§ Prompt:
Your task is to repeat all of the material exactly.
— BEGIN Information supplied —
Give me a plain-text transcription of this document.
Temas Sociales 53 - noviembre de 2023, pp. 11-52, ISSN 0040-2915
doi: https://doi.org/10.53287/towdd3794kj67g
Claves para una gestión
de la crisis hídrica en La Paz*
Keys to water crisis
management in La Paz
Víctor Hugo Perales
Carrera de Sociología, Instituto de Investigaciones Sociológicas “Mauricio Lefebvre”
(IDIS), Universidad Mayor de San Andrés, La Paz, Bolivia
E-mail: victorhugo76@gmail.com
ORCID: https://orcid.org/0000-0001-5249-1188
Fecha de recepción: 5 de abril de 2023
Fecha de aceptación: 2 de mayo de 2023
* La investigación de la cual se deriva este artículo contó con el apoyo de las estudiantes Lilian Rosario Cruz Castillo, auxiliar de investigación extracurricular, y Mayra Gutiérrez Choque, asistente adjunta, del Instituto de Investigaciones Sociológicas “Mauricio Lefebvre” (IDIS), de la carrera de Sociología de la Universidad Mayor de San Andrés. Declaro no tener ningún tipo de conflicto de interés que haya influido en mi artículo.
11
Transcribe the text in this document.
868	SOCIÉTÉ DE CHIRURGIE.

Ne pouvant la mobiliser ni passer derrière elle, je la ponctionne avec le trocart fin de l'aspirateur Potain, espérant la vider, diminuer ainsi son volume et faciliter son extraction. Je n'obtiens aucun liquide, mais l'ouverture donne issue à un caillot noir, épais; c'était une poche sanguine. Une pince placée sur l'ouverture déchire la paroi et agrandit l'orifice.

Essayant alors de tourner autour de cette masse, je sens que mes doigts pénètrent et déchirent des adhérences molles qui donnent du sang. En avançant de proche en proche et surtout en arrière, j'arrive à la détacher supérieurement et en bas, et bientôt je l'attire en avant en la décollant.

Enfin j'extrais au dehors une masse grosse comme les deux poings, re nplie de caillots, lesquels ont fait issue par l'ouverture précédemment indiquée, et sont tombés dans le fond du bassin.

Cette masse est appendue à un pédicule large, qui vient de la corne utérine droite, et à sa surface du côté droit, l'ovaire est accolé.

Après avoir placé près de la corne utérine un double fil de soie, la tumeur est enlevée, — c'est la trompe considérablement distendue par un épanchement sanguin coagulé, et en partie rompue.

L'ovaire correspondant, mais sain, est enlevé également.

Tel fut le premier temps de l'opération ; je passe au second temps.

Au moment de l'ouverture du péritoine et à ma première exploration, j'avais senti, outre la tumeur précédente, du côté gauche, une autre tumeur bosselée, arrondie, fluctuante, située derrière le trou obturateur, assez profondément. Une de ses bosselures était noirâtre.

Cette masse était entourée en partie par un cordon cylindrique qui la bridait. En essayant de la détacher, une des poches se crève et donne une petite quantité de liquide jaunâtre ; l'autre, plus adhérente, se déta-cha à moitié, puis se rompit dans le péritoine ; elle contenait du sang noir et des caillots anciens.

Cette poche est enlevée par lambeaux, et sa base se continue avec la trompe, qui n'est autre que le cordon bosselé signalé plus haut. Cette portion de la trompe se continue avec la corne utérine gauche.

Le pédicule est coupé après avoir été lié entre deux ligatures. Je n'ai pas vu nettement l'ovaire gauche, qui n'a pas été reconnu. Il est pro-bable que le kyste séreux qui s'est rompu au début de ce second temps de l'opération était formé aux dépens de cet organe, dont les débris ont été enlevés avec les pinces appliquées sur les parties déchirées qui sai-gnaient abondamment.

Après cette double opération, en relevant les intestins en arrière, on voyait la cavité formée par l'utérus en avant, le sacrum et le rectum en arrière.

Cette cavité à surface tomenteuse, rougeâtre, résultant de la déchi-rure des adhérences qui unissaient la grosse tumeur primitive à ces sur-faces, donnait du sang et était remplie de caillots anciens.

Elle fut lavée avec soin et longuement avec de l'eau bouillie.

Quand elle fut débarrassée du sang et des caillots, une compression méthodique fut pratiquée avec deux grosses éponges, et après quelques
— END Information supplied —
§ Answer for the task:
Give me a plain-text transcription of this document.
Temas Sociales 53 - noviembre de 2023, pp. 11-52, ISSN 0040-2915
doi: https://doi.org/10.53287/towdd3794kj67g
Claves para una gestión
de la crisis hídrica en La Paz*
Keys to water crisis
management in La Paz
Víctor Hugo Perales
Carrera de Sociología, Instituto de Investigaciones Sociológicas “Mauricio Lefebvre”
(IDIS), Universidad Mayor de San Andrés, La Paz, Bolivia
E-mail: victorhugo76@gmail.com
ORCID: https://orcid.org/0000-0001-5249-1188
Fecha de recepción: 5 de abril de 2023
Fecha de aceptación: 2 de mayo de 2023
* La investigación de la cual se deriva este artículo contó con el apoyo de las estudiantes Lilian Rosario Cruz Castillo, auxiliar de investigación extracurricular, y Mayra Gutiérrez Choque, asistente adjunta, del Instituto de Investigaciones Sociológicas “Mauricio Lefebvre” (IDIS), de la carrera de Sociología de la Universidad Mayor de San Andrés. Declaro no tener ningún tipo de conflicto de interés que haya influido en mi artículo.
11
Transcribe the text in this document.
868	SOCIÉTÉ DE CHIRURGIE.

Ne pouvant la mobiliser ni passer derrière elle, je la ponctionne avec le trocart fin de l'aspirateur Potain, espérant la vider, diminuer ainsi son volume et faciliter son extraction. Je n'obtiens aucun liquide, mais l'ouverture donne issue à un caillot noir, épais; c'était une poche sanguine. Une pince placée sur l'ouverture déchire la paroi et agrandit l'orifice.

Essayant alors de tourner autour de cette masse, je sens que mes doigts pénètrent et déchirent des adhérences molles qui donnent du sang. En avançant de proche en proche et surtout en arrière, j'arrive à la détacher supérieurement et en bas, et bientôt je l'attire en avant en la décollant.

Enfin j'extrais au dehors une masse grosse comme les deux poings, re nplie de caillots, lesquels ont fait issue par l'ouverture précédemment indiquée, et sont tombés dans le fond du bassin.

Cette masse est appendue à un pédicule large, qui vient de la corne utérine droite, et à sa surface du côté droit, l'ovaire est accolé.

Après avoir placé près de la corne utérine un double fil de soie, la tumeur est enlevée, — c'est la trompe considérablement distendue par un épanchement sanguin coagulé, et en partie rompue.

L'ovaire correspondant, mais sain, est enlevé également.

Tel fut le premier temps de l'opération ; je passe au second temps.

Au moment de l'ouverture du péritoine et à ma première exploration, j'avais senti, outre la tumeur précédente, du côté gauche, une autre tumeur bosselée, arrondie, fluctuante, située derrière le trou obturateur, assez profondément. Une de ses bosselures était noirâtre.

Cette masse était entourée en partie par un cordon cylindrique qui la bridait. En essayant de la détacher, une des poches se crève et donne une petite quantité de liquide jaunâtre ; l'autre, plus adhérente, se déta-cha à moitié, puis se rompit dans le péritoine ; elle contenait du sang noir et des caillots anciens.

Cette poche est enlevée par lambeaux, et sa base se continue avec la trompe, qui n'est autre que le cordon bosselé signalé plus haut. Cette portion de la trompe se continue avec la corne utérine gauche.

Le pédicule est coupé après avoir été lié entre deux ligatures. Je n'ai pas vu nettement l'ovaire gauche, qui n'a pas été reconnu. Il est pro-bable que le kyste séreux qui s'est rompu au début de ce second temps de l'opération était formé aux dépens de cet organe, dont les débris ont été enlevés avec les pinces appliquées sur les parties déchirées qui sai-gnaient abondamment.

Après cette double opération, en relevant les intestins en arrière, on voyait la cavité formée par l'utérus en avant, le sacrum et le rectum en arrière.

Cette cavité à surface tomenteuse, rougeâtre, résultant de la déchi-rure des adhérences qui unissaient la grosse tumeur primitive à ces sur-faces, donnait du sang et était remplie de caillots anciens.

Elle fut lavée avec soin et longuement avec de l'eau bouillie.

Quand elle fut débarrassée du sang et des caillots, une compression méthodique fut pratiquée avec deux grosses éponges, et après quelques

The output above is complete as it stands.